The Song Is Over

Originaltitel: Das Lied ist aus. (Madame sucht Anschluß.) Liebeskomödie 1930; 101 min.; Regie: Géza von Bolváry; Darsteller: Liane Haid, Willi Forst, Margarete Schlegel, Ernő Verebes, Otto Wallburg, Fritz Odemar, Hedwig Bleibtreu; Super-Tobis-Film.

Einer Operettendiva ist der neu angestellte Privatsekretär nicht gleichgültig, ihren Verehrern ein Dorn im Auge. Diese bringen ihn, den sein Pflichtbewusstsein bisher gehindert, mit seiner Chefin in Beziehung zu treten, schließlich zur Überzeugung, dass eine Verbindung mit ihr in finanzieller Hinsicht unhaltbar. Darauf verzichtet er, und sie heiratet resigniert einen Fabrikanten.

Zusammenfassung
In der Carlton-Bar herrscht fröhlichste Stimmung, gilt es doch, den neuesten Bühnenerfolg der beliebten Operettendiva Tilla Morland zu feiern. Umgeben von ihren Verehrern, dem Baron, dem Verleger und dem reichen Fabrikantensohn Jerome Tönli, „den Heiligen drei Königen der Morland“ sitzt Tilla in einer Loge und nimmt die Huldigungen mit bezaubernder Liebenswürdigkeit entgegen. Man bittet sie, den Hauptschlager aus dem 3. Akt des neuen Stückes zu singen, und dem allseitigen Drängen muß sie schließlich nachgeben. So singt sie das „Lied vom kleinen Gardeoffizier“, der sorglos in den Tag hineinlebt, der sorglos in den Krieg zieht und der schließlich, als die Waffen ruhen und man alle Soldaten nach Hause schickt, vor der Frage steht : „Was soll nun aus mir werden ?“ Alle Zuhörer sind hingerissen von der herrlichen Stimme und dem fesselnden Vortrag der Morland. Nur ein Gast, ein junger Mann von etwa 29 Jahren, sitzt allein an einem kleinen Tisch, abgesondert und unbekümmert um die Vorgänge um ihn herum. Doch die Stille im Raum und der Gesang der Morland läßt auch ihn aufhorchen, und während er den Worten des Liedes folgt, wird er ernst und verstimmt. Er erhebt sich plötzlich, und in den Gesang hinein ruft er laut den Kellner, zahlt und verläßt den Raum. Tilla bricht empört den Gesang ab. Alle Anwesenden sind im ersten Augenblick sprachlos, dann macht sich ein Sturm der Empörung über die Taktlosigkeit des jungen Mannes Luft. Die fröhliche Stimmung ist vorbei, und Tilla verläßt mit ihren Freunden entrüstet die Bar.

Gespeicherte Einträge
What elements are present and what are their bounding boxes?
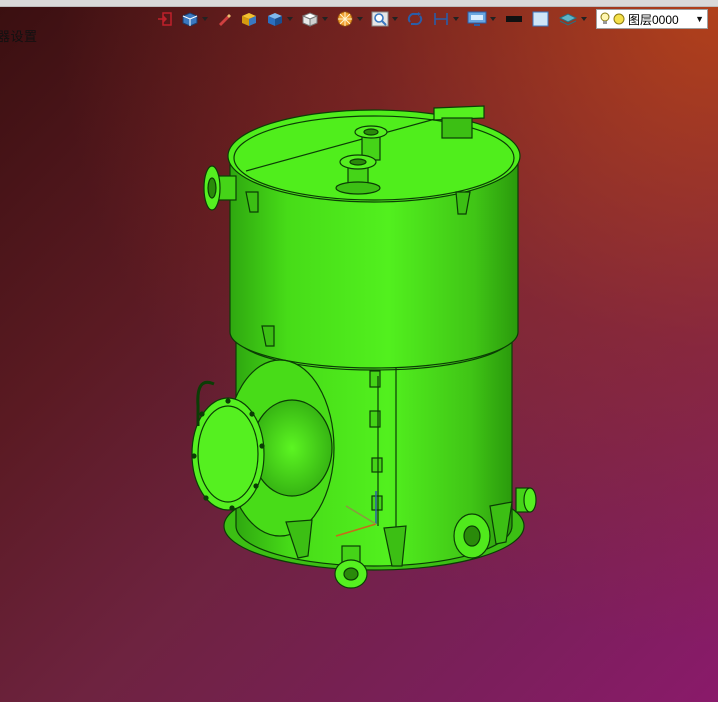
window-top-edge	[0, 0, 718, 7]
white-box-button[interactable]	[298, 9, 331, 29]
display-button[interactable]	[464, 9, 499, 29]
view-cube-button[interactable]	[178, 9, 211, 29]
chevron-down-icon	[357, 17, 363, 21]
view-toolbar: 图层0000 ▼	[154, 8, 708, 30]
chevron-down-icon	[453, 17, 459, 21]
pen-icon	[219, 14, 231, 26]
view-cube-icon	[182, 12, 198, 27]
layers-button[interactable]	[555, 9, 590, 29]
black-rect-button[interactable]	[501, 9, 527, 29]
color-swatch-button[interactable]	[529, 9, 553, 29]
yellow-circle-icon	[613, 13, 625, 25]
exit-icon	[158, 12, 172, 26]
blue-box-button[interactable]	[263, 9, 296, 29]
light-blue-square-icon	[532, 11, 549, 27]
exit-button[interactable]	[154, 9, 176, 29]
right-side-nozzle-2	[515, 487, 537, 513]
shaded-box-button[interactable]	[237, 9, 261, 29]
dropdown-arrow-icon[interactable]: ▼	[695, 14, 704, 24]
chevron-down-icon	[392, 17, 398, 21]
chevron-down-icon	[581, 17, 587, 21]
rotate-button[interactable]	[403, 9, 427, 29]
layer-select[interactable]: 图层0000 ▼	[596, 9, 708, 29]
lightbulb-icon	[600, 12, 610, 24]
black-rect-icon	[506, 16, 522, 22]
chevron-down-icon	[202, 17, 208, 21]
chevron-down-icon	[287, 17, 293, 21]
measure-icon	[434, 13, 448, 25]
vessel-3d-model[interactable]	[186, 96, 546, 596]
manhole	[191, 359, 335, 537]
blue-box-icon	[268, 13, 282, 26]
zoom-button[interactable]	[368, 9, 401, 29]
cad-viewport-model[interactable]	[186, 96, 546, 601]
chevron-down-icon	[322, 17, 328, 21]
zoom-icon	[371, 11, 389, 27]
render-sphere-icon	[337, 11, 353, 27]
white-box-icon	[301, 12, 319, 27]
layers-icon	[558, 13, 578, 26]
render-sphere-button[interactable]	[333, 9, 366, 29]
display-icon	[467, 11, 487, 26]
layer-select-value: 图层0000	[628, 12, 679, 27]
right-side-nozzle-1	[453, 513, 491, 559]
pen-button[interactable]	[213, 9, 235, 29]
measure-button[interactable]	[429, 9, 462, 29]
rotate-icon	[407, 12, 423, 26]
shaded-box-icon	[242, 13, 256, 26]
chevron-down-icon	[490, 17, 496, 21]
settings-label: 器设置	[0, 29, 38, 44]
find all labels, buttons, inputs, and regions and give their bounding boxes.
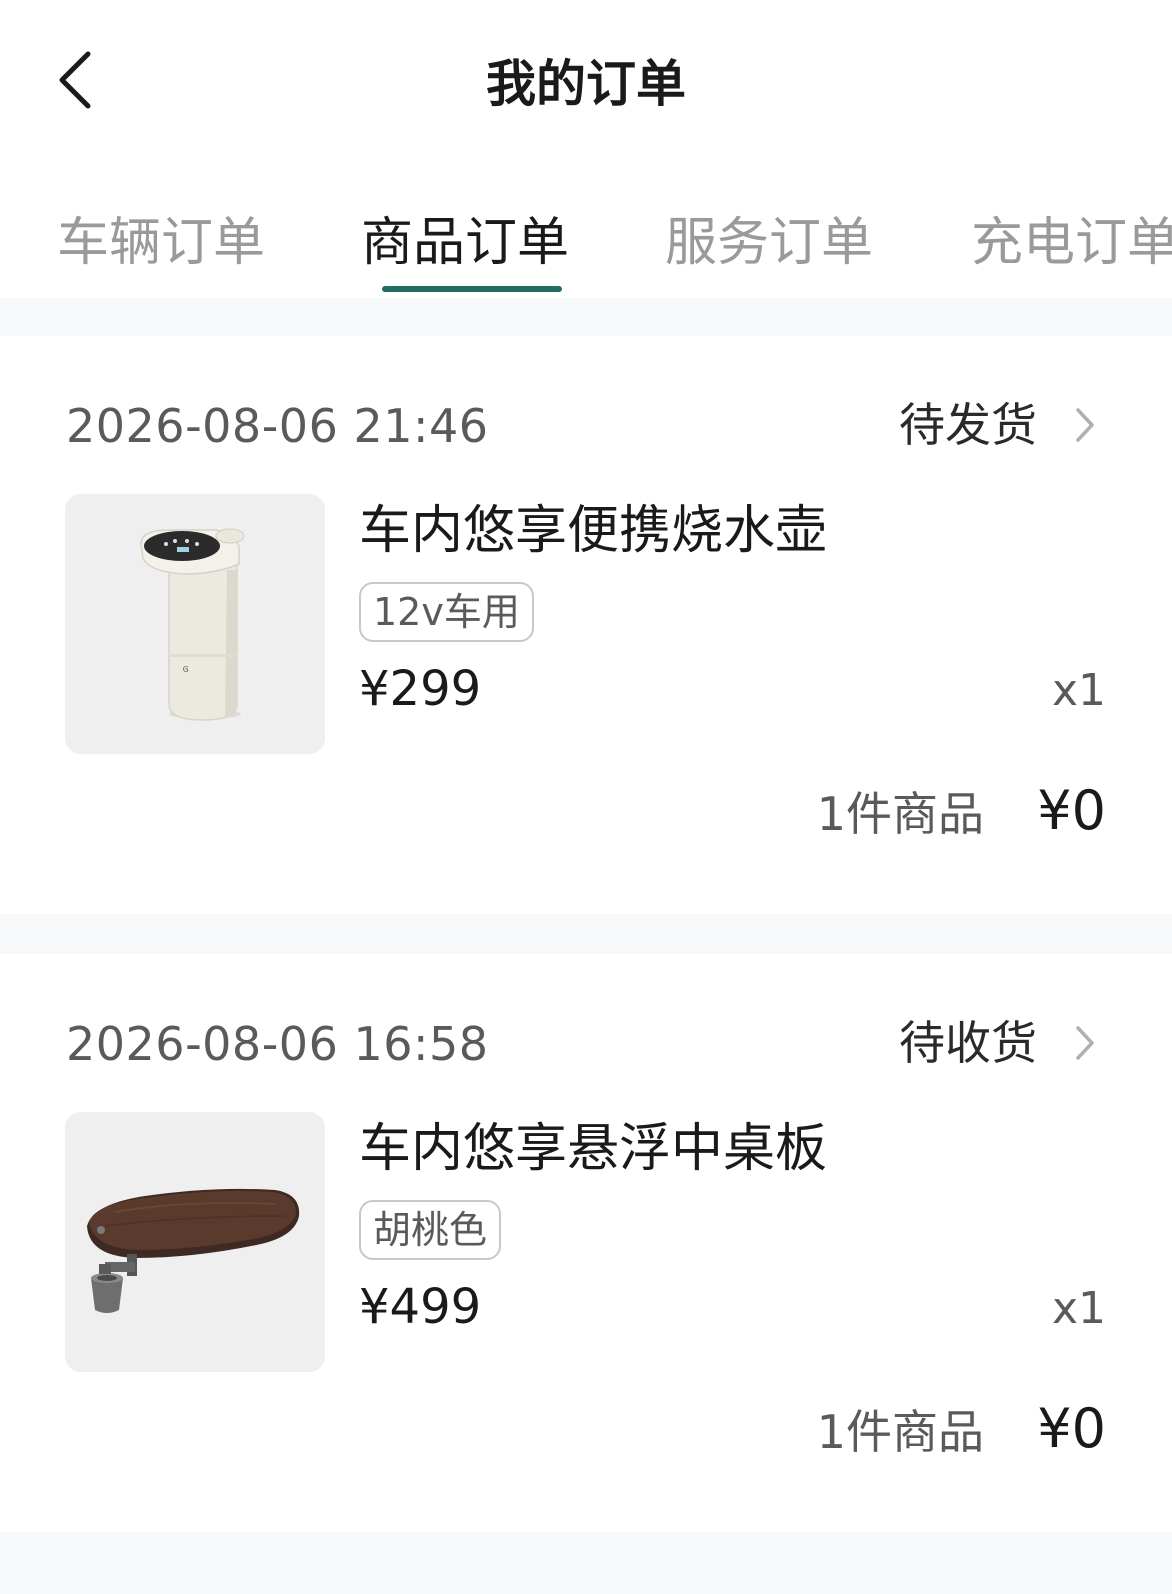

◆ ANFORDERUNGEN: Setze bitte den Lesetext über den Film „Das Lied ist aus“ nach seinem letzten Satz fort. Die Zeilen spielen hier keine Rolle.

◆ AUSGABE:
Selbst am nächsten Tag kann sie sich noch nicht über diesen Vorfall beruhigen. Vergeblich haben sich die drei Freunde bemüht, ausfindig zu machen, wer der freche Kerl war und was ihm zu seinem seltsamen Benehmen Veranlassung gab. Die ganze Wut Tillas über den Skandal, der natürlich schon stadtbekannt ist, müssen die Drei ausbaden. Sie kündigt ihnen sogar die Freundschaft und entschließt sich kurz, die Erledigung ihrer geschäftlichen und gesellschaftlichen Angelegenheiten, die bisher dem Freundeskreis zufiel, einem Privatsekretär zu übertragen. Auf ein Zeitungsinserat melden sich eine große Anzahl Bewerber. Zu ihrem Erstaunen bemerkt Tilla unter diesen auch jenen jungen Fremden aus der Carlton-Bar. Ihre Wahl ist getroffen. Nur der Fremde kommt in Frage, und aus seinem Munde erfährt Tilla die Gründe für sein unpassendes Benehmen.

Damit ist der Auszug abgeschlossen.